▶ **What to produce**: Output all of the entries exactly as written.

[Collected data entries]
+++

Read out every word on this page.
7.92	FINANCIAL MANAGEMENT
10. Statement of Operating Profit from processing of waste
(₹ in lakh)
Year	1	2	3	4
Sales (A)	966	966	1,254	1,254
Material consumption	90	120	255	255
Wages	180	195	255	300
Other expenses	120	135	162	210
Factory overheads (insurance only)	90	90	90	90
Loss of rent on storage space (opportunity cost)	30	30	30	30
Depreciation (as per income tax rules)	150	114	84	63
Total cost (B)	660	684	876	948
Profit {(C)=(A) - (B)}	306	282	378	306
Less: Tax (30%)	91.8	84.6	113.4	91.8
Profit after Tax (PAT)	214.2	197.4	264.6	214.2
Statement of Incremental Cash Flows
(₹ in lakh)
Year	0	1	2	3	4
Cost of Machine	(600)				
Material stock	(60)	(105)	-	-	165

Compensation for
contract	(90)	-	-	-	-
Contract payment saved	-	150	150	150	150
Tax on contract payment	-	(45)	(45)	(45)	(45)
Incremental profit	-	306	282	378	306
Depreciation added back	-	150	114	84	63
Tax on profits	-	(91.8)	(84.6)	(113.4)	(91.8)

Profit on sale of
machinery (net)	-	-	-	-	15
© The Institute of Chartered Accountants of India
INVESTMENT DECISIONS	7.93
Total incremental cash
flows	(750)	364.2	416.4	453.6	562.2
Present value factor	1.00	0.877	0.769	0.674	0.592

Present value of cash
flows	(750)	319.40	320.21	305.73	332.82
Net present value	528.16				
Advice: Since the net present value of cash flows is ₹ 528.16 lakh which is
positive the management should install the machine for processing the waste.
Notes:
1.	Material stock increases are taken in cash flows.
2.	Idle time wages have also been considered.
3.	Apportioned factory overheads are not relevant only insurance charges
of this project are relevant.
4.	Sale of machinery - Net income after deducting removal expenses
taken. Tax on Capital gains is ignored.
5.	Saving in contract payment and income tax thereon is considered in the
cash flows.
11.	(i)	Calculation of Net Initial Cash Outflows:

+++

▶ **The completed task**:
Read out every word on this page.
7.92	FINANCIAL MANAGEMENT
10. Statement of Operating Profit from processing of waste
(₹ in lakh)
Year	1	2	3	4
Sales (A)	966	966	1,254	1,254
Material consumption	90	120	255	255
Wages	180	195	255	300
Other expenses	120	135	162	210
Factory overheads (insurance only)	90	90	90	90
Loss of rent on storage space (opportunity cost)	30	30	30	30
Depreciation (as per income tax rules)	150	114	84	63
Total cost (B)	660	684	876	948
Profit {(C)=(A) - (B)}	306	282	378	306
Less: Tax (30%)	91.8	84.6	113.4	91.8
Profit after Tax (PAT)	214.2	197.4	264.6	214.2
Statement of Incremental Cash Flows
(₹ in lakh)
Year	0	1	2	3	4
Cost of Machine	(600)				
Material stock	(60)	(105)	-	-	165

Compensation for
contract	(90)	-	-	-	-
Contract payment saved	-	150	150	150	150
Tax on contract payment	-	(45)	(45)	(45)	(45)
Incremental profit	-	306	282	378	306
Depreciation added back	-	150	114	84	63
Tax on profits	-	(91.8)	(84.6)	(113.4)	(91.8)

Profit on sale of
machinery (net)	-	-	-	-	15
© The Institute of Chartered Accountants of India
INVESTMENT DECISIONS	7.93
Total incremental cash
flows	(750)	364.2	416.4	453.6	562.2
Present value factor	1.00	0.877	0.769	0.674	0.592

Present value of cash
flows	(750)	319.40	320.21	305.73	332.82
Net present value	528.16				
Advice: Since the net present value of cash flows is ₹ 528.16 lakh which is
positive the management should install the machine for processing the waste.
Notes:
1.	Material stock increases are taken in cash flows.
2.	Idle time wages have also been considered.
3.	Apportioned factory overheads are not relevant only insurance charges
of this project are relevant.
4.	Sale of machinery - Net income after deducting removal expenses
taken. Tax on Capital gains is ignored.
5.	Saving in contract payment and income tax thereon is considered in the
cash flows.
11.	(i)	Calculation of Net Initial Cash Outflows:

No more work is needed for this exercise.